• **EXERCISE REQUIREMENTS**: Your task is to write out the complete listing exactly as it is shown.

• **INPUT**:
## start

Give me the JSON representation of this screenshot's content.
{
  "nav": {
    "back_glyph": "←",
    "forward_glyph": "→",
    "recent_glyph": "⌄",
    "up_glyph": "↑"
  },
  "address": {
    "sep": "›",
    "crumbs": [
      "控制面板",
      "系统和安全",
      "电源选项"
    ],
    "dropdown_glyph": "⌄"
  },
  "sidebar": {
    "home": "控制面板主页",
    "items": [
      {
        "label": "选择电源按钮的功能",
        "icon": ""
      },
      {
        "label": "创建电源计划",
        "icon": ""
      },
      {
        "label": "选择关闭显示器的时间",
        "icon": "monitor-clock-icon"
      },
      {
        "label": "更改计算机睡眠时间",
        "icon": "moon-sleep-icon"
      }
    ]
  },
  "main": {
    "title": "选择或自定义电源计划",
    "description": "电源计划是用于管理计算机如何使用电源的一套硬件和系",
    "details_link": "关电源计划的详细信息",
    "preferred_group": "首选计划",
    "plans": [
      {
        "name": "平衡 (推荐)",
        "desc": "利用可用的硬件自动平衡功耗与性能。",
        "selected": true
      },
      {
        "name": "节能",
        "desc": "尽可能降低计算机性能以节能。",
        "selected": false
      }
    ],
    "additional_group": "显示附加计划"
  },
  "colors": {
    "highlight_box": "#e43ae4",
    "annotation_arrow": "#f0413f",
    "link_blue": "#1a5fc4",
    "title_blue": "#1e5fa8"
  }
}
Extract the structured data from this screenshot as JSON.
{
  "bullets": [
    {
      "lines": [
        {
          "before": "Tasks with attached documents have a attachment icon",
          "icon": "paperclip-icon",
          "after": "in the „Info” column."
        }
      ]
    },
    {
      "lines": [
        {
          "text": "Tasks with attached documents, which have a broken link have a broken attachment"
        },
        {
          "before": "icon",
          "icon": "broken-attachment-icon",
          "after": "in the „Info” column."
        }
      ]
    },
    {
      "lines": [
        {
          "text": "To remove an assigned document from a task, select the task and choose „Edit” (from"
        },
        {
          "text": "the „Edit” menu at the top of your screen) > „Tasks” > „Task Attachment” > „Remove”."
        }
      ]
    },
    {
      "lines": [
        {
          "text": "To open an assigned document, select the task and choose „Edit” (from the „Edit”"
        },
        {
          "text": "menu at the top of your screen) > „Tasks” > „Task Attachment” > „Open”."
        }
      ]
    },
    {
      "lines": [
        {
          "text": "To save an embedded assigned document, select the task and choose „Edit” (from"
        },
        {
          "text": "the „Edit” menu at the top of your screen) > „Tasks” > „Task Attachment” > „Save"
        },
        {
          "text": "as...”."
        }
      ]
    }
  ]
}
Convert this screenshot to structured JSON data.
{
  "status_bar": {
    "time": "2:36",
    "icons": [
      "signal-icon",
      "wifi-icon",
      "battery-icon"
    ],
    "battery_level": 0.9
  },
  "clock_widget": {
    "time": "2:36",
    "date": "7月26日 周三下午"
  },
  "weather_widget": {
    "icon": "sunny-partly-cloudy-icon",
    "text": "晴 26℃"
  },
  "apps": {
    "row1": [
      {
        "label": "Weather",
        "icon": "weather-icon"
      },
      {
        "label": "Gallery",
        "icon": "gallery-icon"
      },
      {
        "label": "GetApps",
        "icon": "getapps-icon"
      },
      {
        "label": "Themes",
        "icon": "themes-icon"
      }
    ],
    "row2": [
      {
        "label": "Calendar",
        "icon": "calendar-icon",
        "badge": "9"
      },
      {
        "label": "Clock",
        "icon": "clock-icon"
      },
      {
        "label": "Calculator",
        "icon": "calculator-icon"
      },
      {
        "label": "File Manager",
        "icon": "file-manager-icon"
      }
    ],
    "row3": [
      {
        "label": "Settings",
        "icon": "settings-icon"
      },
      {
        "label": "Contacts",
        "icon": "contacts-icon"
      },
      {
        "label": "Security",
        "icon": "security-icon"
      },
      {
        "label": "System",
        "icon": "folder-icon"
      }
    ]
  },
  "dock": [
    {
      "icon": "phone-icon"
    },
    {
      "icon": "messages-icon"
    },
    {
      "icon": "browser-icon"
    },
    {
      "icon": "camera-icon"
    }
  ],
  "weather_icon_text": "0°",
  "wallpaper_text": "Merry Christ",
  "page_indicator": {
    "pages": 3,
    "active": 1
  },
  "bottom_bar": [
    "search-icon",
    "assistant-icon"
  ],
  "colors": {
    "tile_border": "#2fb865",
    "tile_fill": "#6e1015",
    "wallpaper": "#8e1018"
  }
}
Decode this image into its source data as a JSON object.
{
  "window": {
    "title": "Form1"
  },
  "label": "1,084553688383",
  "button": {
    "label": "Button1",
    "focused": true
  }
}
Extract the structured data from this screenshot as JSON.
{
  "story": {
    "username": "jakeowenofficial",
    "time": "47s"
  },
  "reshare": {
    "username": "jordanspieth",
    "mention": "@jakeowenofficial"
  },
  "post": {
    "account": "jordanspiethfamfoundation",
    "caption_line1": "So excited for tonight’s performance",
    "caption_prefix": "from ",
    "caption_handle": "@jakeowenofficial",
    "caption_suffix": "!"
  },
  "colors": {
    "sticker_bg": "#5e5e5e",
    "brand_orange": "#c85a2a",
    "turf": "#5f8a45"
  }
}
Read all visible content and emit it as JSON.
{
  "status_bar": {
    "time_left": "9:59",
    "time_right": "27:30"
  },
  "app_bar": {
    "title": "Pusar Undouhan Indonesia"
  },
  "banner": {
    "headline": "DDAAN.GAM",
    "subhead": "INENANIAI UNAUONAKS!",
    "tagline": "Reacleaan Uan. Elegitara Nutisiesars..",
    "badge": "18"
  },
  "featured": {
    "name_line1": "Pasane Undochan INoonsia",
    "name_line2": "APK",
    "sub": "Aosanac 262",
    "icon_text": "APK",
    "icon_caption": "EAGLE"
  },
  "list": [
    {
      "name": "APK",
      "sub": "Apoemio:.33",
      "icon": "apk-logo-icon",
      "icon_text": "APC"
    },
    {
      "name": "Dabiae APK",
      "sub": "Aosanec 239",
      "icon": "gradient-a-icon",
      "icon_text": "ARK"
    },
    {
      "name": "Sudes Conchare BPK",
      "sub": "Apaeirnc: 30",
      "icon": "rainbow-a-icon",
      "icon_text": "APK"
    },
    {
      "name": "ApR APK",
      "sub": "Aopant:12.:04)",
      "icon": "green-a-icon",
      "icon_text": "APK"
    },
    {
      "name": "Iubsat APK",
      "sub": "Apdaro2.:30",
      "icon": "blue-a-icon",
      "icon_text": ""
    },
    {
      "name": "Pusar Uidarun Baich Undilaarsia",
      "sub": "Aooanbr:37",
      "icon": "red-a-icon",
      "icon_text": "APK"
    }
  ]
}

## end

• **OUTPUT OF THE TASK**:
Give me the JSON representation of this screenshot's content.
{
  "nav": {
    "back_glyph": "←",
    "forward_glyph": "→",
    "recent_glyph": "⌄",
    "up_glyph": "↑"
  },
  "address": {
    "sep": "›",
    "crumbs": [
      "控制面板",
      "系统和安全",
      "电源选项"
    ],
    "dropdown_glyph": "⌄"
  },
  "sidebar": {
    "home": "控制面板主页",
    "items": [
      {
        "label": "选择电源按钮的功能",
        "icon": ""
      },
      {
        "label": "创建电源计划",
        "icon": ""
      },
      {
        "label": "选择关闭显示器的时间",
        "icon": "monitor-clock-icon"
      },
      {
        "label": "更改计算机睡眠时间",
        "icon": "moon-sleep-icon"
      }
    ]
  },
  "main": {
    "title": "选择或自定义电源计划",
    "description": "电源计划是用于管理计算机如何使用电源的一套硬件和系",
    "details_link": "关电源计划的详细信息",
    "preferred_group": "首选计划",
    "plans": [
      {
        "name": "平衡 (推荐)",
        "desc": "利用可用的硬件自动平衡功耗与性能。",
        "selected": true
      },
      {
        "name": "节能",
        "desc": "尽可能降低计算机性能以节能。",
        "selected": false
      }
    ],
    "additional_group": "显示附加计划"
  },
  "colors": {
    "highlight_box": "#e43ae4",
    "annotation_arrow": "#f0413f",
    "link_blue": "#1a5fc4",
    "title_blue": "#1e5fa8"
  }
}
Extract the structured data from this screenshot as JSON.
{
  "bullets": [
    {
      "lines": [
        {
          "before": "Tasks with attached documents have a attachment icon",
          "icon": "paperclip-icon",
          "after": "in the „Info” column."
        }
      ]
    },
    {
      "lines": [
        {
          "text": "Tasks with attached documents, which have a broken link have a broken attachment"
        },
        {
          "before": "icon",
          "icon": "broken-attachment-icon",
          "after": "in the „Info” column."
        }
      ]
    },
    {
      "lines": [
        {
          "text": "To remove an assigned document from a task, select the task and choose „Edit” (from"
        },
        {
          "text": "the „Edit” menu at the top of your screen) > „Tasks” > „Task Attachment” > „Remove”."
        }
      ]
    },
    {
      "lines": [
        {
          "text": "To open an assigned document, select the task and choose „Edit” (from the „Edit”"
        },
        {
          "text": "menu at the top of your screen) > „Tasks” > „Task Attachment” > „Open”."
        }
      ]
    },
    {
      "lines": [
        {
          "text": "To save an embedded assigned document, select the task and choose „Edit” (from"
        },
        {
          "text": "the „Edit” menu at the top of your screen) > „Tasks” > „Task Attachment” > „Save"
        },
        {
          "text": "as...”."
        }
      ]
    }
  ]
}
Convert this screenshot to structured JSON data.
{
  "status_bar": {
    "time": "2:36",
    "icons": [
      "signal-icon",
      "wifi-icon",
      "battery-icon"
    ],
    "battery_level": 0.9
  },
  "clock_widget": {
    "time": "2:36",
    "date": "7月26日 周三下午"
  },
  "weather_widget": {
    "icon": "sunny-partly-cloudy-icon",
    "text": "晴 26℃"
  },
  "apps": {
    "row1": [
      {
        "label": "Weather",
        "icon": "weather-icon"
      },
      {
        "label": "Gallery",
        "icon": "gallery-icon"
      },
      {
        "label": "GetApps",
        "icon": "getapps-icon"
      },
      {
        "label": "Themes",
        "icon": "themes-icon"
      }
    ],
    "row2": [
      {
        "label": "Calendar",
        "icon": "calendar-icon",
        "badge": "9"
      },
      {
        "label": "Clock",
        "icon": "clock-icon"
      },
      {
        "label": "Calculator",
        "icon": "calculator-icon"
      },
      {
        "label": "File Manager",
        "icon": "file-manager-icon"
      }
    ],
    "row3": [
      {
        "label": "Settings",
        "icon": "settings-icon"
      },
      {
        "label": "Contacts",
        "icon": "contacts-icon"
      },
      {
        "label": "Security",
        "icon": "security-icon"
      },
      {
        "label": "System",
        "icon": "folder-icon"
      }
    ]
  },
  "dock": [
    {
      "icon": "phone-icon"
    },
    {
      "icon": "messages-icon"
    },
    {
      "icon": "browser-icon"
    },
    {
      "icon": "camera-icon"
    }
  ],
  "weather_icon_text": "0°",
  "wallpaper_text": "Merry Christ",
  "page_indicator": {
    "pages": 3,
    "active": 1
  },
  "bottom_bar": [
    "search-icon",
    "assistant-icon"
  ],
  "colors": {
    "tile_border": "#2fb865",
    "tile_fill": "#6e1015",
    "wallpaper": "#8e1018"
  }
}
Decode this image into its source data as a JSON object.
{
  "window": {
    "title": "Form1"
  },
  "label": "1,084553688383",
  "button": {
    "label": "Button1",
    "focused": true
  }
}
Extract the structured data from this screenshot as JSON.
{
  "story": {
    "username": "jakeowenofficial",
    "time": "47s"
  },
  "reshare": {
    "username": "jordanspieth",
    "mention": "@jakeowenofficial"
  },
  "post": {
    "account": "jordanspiethfamfoundation",
    "caption_line1": "So excited for tonight’s performance",
    "caption_prefix": "from ",
    "caption_handle": "@jakeowenofficial",
    "caption_suffix": "!"
  },
  "colors": {
    "sticker_bg": "#5e5e5e",
    "brand_orange": "#c85a2a",
    "turf": "#5f8a45"
  }
}
Read all visible content and emit it as JSON.
{
  "status_bar": {
    "time_left": "9:59",
    "time_right": "27:30"
  },
  "app_bar": {
    "title": "Pusar Undouhan Indonesia"
  },
  "banner": {
    "headline": "DDAAN.GAM",
    "subhead": "INENANIAI UNAUONAKS!",
    "tagline": "Reacleaan Uan. Elegitara Nutisiesars..",
    "badge": "18"
  },
  "featured": {
    "name_line1": "Pasane Undochan INoonsia",
    "name_line2": "APK",
    "sub": "Aosanac 262",
    "icon_text": "APK",
    "icon_caption": "EAGLE"
  },
  "list": [
    {
      "name": "APK",
      "sub": "Apoemio:.33",
      "icon": "apk-logo-icon",
      "icon_text": "APC"
    },
    {
      "name": "Dabiae APK",
      "sub": "Aosanec 239",
      "icon": "gradient-a-icon",
      "icon_text": "ARK"
    },
    {
      "name": "Sudes Conchare BPK",
      "sub": "Apaeirnc: 30",
      "icon": "rainbow-a-icon",
      "icon_text": "APK"
    },
    {
      "name": "ApR APK",
      "sub": "Aopant:12.:04)",
      "icon": "green-a-icon",
      "icon_text": "APK"
    },
    {
      "name": "Iubsat APK",
      "sub": "Apdaro2.:30",
      "icon": "blue-a-icon",
      "icon_text": ""
    },
    {
      "name": "Pusar Uidarun Baich Undilaarsia",
      "sub": "Aooanbr:37",
      "icon": "red-a-icon",
      "icon_text": "APK"
    }
  ]
}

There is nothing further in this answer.